• **Written task**
Every record that follows must be duplicated exactly, with images left out.

--- start of Supplied data ---

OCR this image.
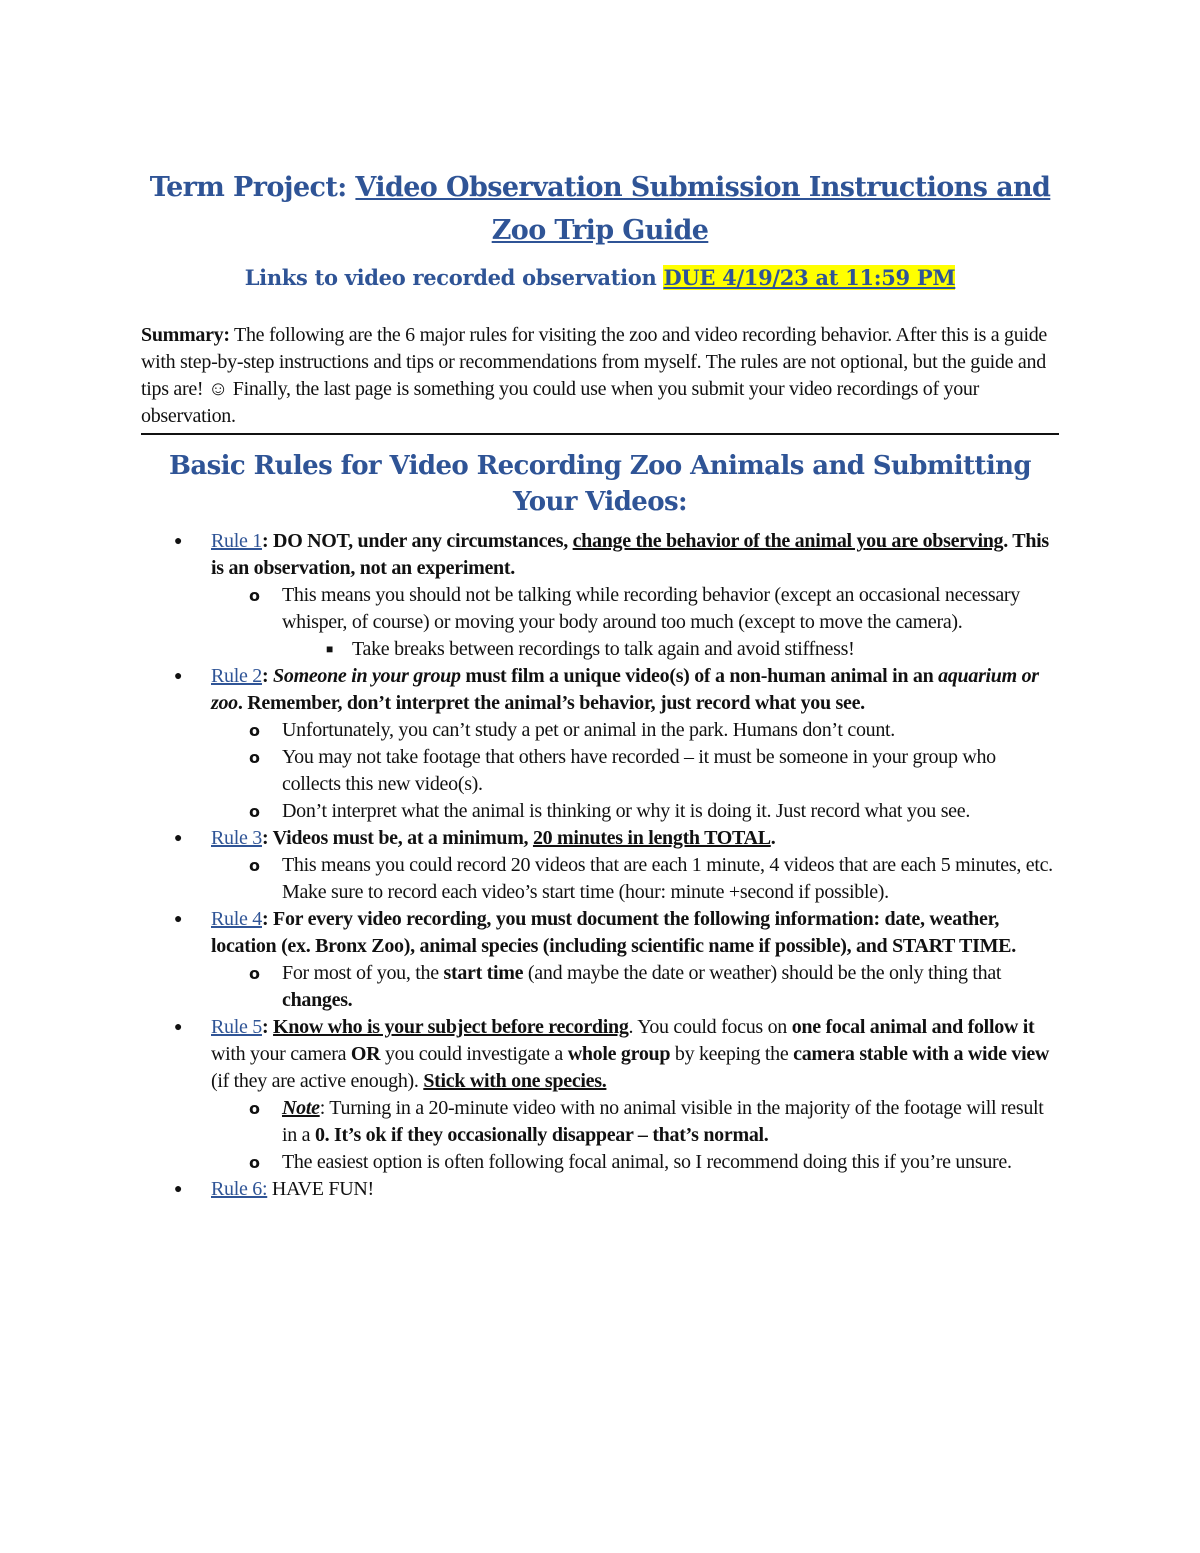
Term Project: Video Observation Submission Instructions and
Zoo Trip Guide
Links to video recorded observation DUE 4/19/23 at 11:59 PM
Summary: The following are the 6 major rules for visiting the zoo and video recording behavior. After this is a guide with step-by-step instructions and tips or recommendations from myself. The rules are not optional, but the guide and tips are! ☺ Finally, the last page is something you could use when you submit your video recordings of your observation.
Basic Rules for Video Recording Zoo Animals and Submitting Your Videos:
● Rule 1: DO NOT, under any circumstances, change the behavior of the animal you are observing. This is an observation, not an experiment.
o This means you should not be talking while recording behavior (except an occasional necessary whisper, of course) or moving your body around too much (except to move the camera).
■ Take breaks between recordings to talk again and avoid stiffness!
● Rule 2: Someone in your group must film a unique video(s) of a non-human animal in an aquarium or zoo. Remember, don’t interpret the animal’s behavior, just record what you see.
o Unfortunately, you can’t study a pet or animal in the park. Humans don’t count.
o You may not take footage that others have recorded – it must be someone in your group who collects this new video(s).
o Don’t interpret what the animal is thinking or why it is doing it. Just record what you see.
● Rule 3: Videos must be, at a minimum, 20 minutes in length TOTAL.
o This means you could record 20 videos that are each 1 minute, 4 videos that are each 5 minutes, etc. Make sure to record each video’s start time (hour: minute +second if possible).
● Rule 4: For every video recording, you must document the following information: date, weather, location (ex. Bronx Zoo), animal species (including scientific name if possible), and START TIME.
o For most of you, the start time (and maybe the date or weather) should be the only thing that changes.
● Rule 5: Know who is your subject before recording. You could focus on one focal animal and follow it with your camera OR you could investigate a whole group by keeping the camera stable with a wide view (if they are active enough). Stick with one species.
o Note: Turning in a 20-minute video with no animal visible in the majority of the footage will result in a 0. It’s ok if they occasionally disappear – that’s normal.
o The easiest option is often following focal animal, so I recommend doing this if you’re unsure.
● Rule 6: HAVE FUN!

--- end of Supplied data ---

• **Written response**
OCR this image.
Term Project: Video Observation Submission Instructions and
Zoo Trip Guide
Links to video recorded observation DUE 4/19/23 at 11:59 PM
Summary: The following are the 6 major rules for visiting the zoo and video recording behavior. After this is a guide with step-by-step instructions and tips or recommendations from myself. The rules are not optional, but the guide and tips are! ☺ Finally, the last page is something you could use when you submit your video recordings of your observation.
Basic Rules for Video Recording Zoo Animals and Submitting Your Videos:
● Rule 1: DO NOT, under any circumstances, change the behavior of the animal you are observing. This is an observation, not an experiment.
o This means you should not be talking while recording behavior (except an occasional necessary whisper, of course) or moving your body around too much (except to move the camera).
■ Take breaks between recordings to talk again and avoid stiffness!
● Rule 2: Someone in your group must film a unique video(s) of a non-human animal in an aquarium or zoo. Remember, don’t interpret the animal’s behavior, just record what you see.
o Unfortunately, you can’t study a pet or animal in the park. Humans don’t count.
o You may not take footage that others have recorded – it must be someone in your group who collects this new video(s).
o Don’t interpret what the animal is thinking or why it is doing it. Just record what you see.
● Rule 3: Videos must be, at a minimum, 20 minutes in length TOTAL.
o This means you could record 20 videos that are each 1 minute, 4 videos that are each 5 minutes, etc. Make sure to record each video’s start time (hour: minute +second if possible).
● Rule 4: For every video recording, you must document the following information: date, weather, location (ex. Bronx Zoo), animal species (including scientific name if possible), and START TIME.
o For most of you, the start time (and maybe the date or weather) should be the only thing that changes.
● Rule 5: Know who is your subject before recording. You could focus on one focal animal and follow it with your camera OR you could investigate a whole group by keeping the camera stable with a wide view (if they are active enough). Stick with one species.
o Note: Turning in a 20-minute video with no animal visible in the majority of the footage will result in a 0. It’s ok if they occasionally disappear – that’s normal.
o The easiest option is often following focal animal, so I recommend doing this if you’re unsure.
● Rule 6: HAVE FUN!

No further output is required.